The task: Note each line where "wypożyczalni" appears, and copy it.

- - -

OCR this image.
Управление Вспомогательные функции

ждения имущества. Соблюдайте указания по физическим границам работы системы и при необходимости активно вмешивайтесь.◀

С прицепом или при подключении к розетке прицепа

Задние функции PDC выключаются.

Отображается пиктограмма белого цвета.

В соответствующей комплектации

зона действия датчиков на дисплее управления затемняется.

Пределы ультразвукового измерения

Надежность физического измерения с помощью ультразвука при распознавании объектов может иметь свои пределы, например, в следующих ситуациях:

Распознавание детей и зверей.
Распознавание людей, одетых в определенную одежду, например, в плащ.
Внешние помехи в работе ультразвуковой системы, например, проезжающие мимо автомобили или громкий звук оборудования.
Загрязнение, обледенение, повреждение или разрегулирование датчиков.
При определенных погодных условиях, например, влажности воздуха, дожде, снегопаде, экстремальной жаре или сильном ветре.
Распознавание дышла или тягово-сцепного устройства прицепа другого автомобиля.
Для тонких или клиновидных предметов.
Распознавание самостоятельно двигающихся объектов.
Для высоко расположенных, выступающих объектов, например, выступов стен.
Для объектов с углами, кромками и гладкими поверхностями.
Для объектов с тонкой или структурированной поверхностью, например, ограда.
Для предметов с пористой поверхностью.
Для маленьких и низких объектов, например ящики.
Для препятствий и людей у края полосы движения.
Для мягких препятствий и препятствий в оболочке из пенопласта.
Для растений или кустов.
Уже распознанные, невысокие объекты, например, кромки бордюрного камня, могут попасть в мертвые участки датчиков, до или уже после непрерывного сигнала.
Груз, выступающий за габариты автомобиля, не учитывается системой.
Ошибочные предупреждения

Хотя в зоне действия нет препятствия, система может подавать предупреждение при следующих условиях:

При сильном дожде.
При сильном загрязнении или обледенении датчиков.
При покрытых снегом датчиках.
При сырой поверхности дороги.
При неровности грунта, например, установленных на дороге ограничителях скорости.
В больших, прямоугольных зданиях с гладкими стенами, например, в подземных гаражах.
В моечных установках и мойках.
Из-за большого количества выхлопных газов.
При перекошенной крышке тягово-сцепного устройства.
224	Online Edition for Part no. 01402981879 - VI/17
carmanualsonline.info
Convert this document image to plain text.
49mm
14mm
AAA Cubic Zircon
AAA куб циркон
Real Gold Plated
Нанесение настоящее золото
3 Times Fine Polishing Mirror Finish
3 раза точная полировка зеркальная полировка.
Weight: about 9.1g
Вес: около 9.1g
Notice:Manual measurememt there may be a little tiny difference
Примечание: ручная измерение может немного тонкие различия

- - -

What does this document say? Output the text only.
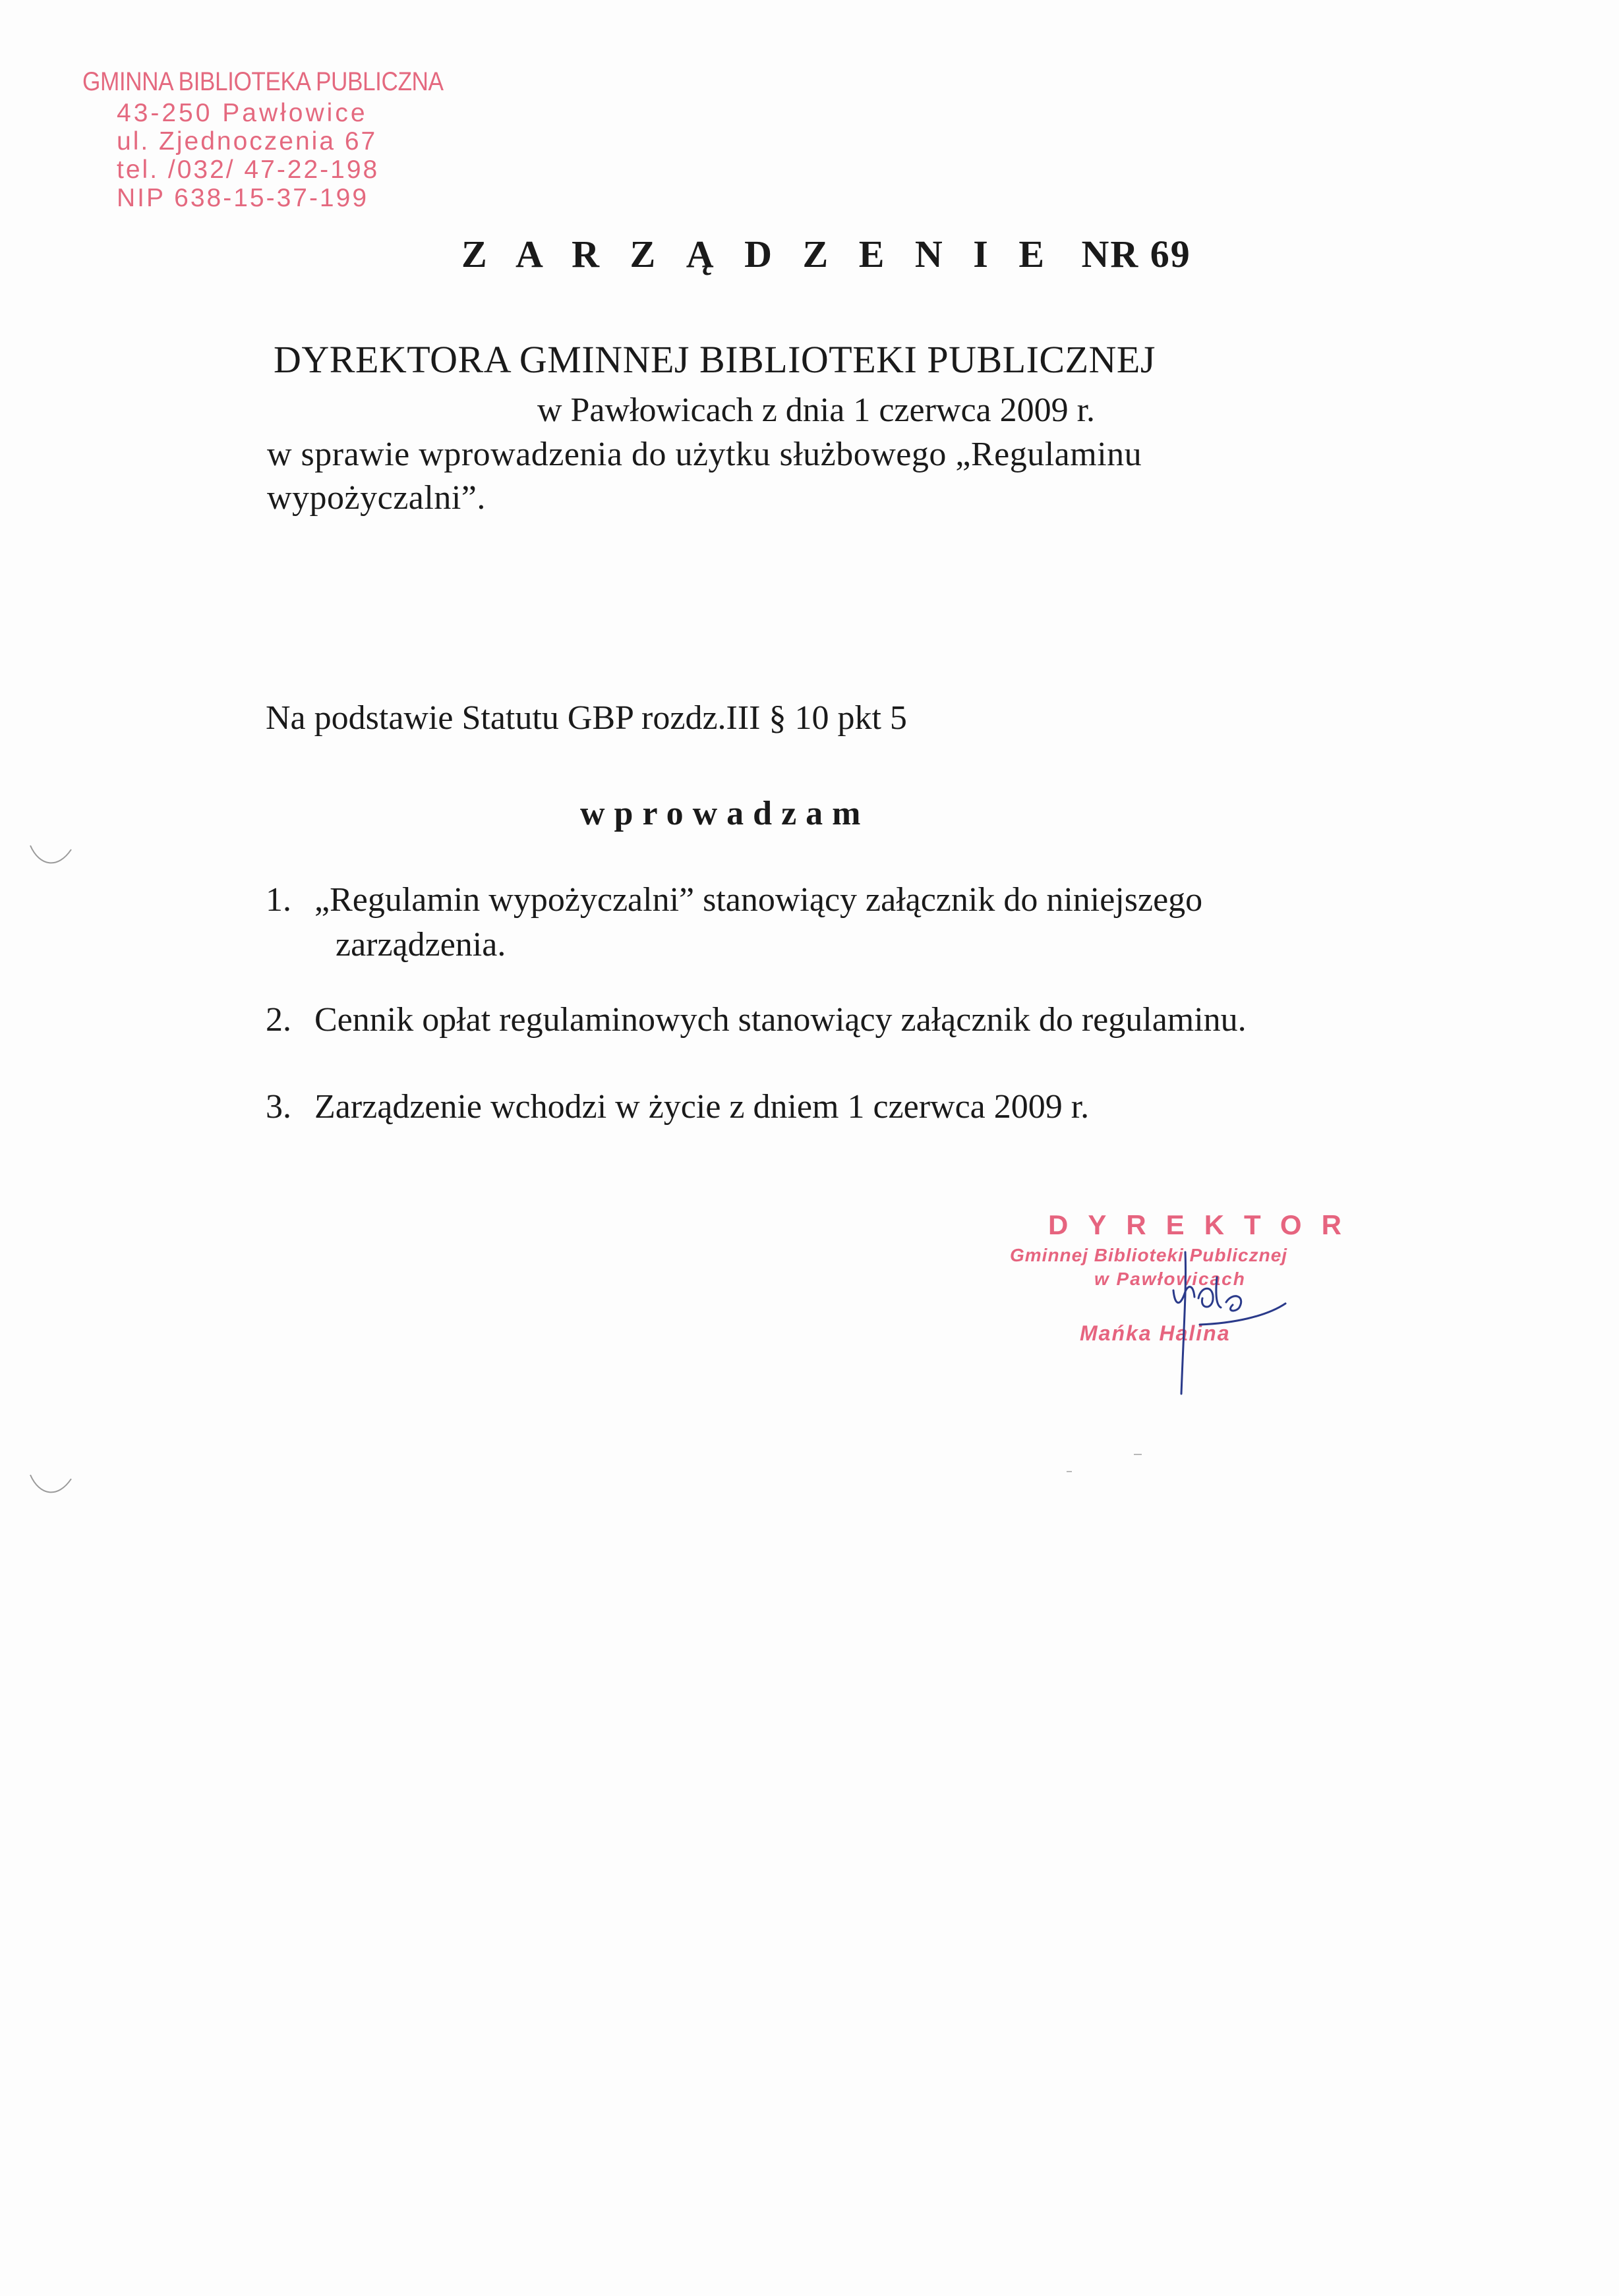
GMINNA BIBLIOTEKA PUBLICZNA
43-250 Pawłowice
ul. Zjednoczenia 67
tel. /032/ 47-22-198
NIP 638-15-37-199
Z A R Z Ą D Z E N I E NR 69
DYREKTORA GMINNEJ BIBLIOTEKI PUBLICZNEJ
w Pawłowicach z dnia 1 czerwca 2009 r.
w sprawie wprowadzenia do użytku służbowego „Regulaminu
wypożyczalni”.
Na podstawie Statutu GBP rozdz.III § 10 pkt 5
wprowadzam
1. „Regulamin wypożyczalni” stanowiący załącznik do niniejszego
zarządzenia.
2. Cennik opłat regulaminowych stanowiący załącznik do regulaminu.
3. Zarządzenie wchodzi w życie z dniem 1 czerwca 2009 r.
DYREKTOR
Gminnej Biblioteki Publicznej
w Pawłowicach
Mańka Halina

- - -

Full solution:
wypożyczalni”.
1. „Regulamin wypożyczalni” stanowiący załącznik do niniejszego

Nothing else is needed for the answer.